** START OF Records for the task **

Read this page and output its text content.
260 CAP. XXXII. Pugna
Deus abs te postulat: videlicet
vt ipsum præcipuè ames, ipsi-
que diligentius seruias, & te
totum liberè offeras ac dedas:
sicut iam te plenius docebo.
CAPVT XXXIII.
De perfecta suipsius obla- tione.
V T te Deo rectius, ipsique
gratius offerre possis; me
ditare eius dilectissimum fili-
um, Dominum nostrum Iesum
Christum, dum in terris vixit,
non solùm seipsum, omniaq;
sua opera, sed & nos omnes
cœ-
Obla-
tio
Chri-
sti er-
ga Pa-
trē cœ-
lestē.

** END OF Records for the task **

## Requirements
Your task is to give the records above again, exactly.

## Task answer
Read this page and output its text content.
260 CAP. XXXII. Pugna
Deus abs te postulat: videlicet
vt ipsum præcipuè ames, ipsi-
que diligentius seruias, & te
totum liberè offeras ac dedas:
sicut iam te plenius docebo.
CAPVT XXXIII.
De perfecta suipsius obla- tione.
V T te Deo rectius, ipsique
gratius offerre possis; me
ditare eius dilectissimum fili-
um, Dominum nostrum Iesum
Christum, dum in terris vixit,
non solùm seipsum, omniaq;
sua opera, sed & nos omnes
cœ-
Obla-
tio
Chri-
sti er-
ga Pa-
trē cœ-
lestē.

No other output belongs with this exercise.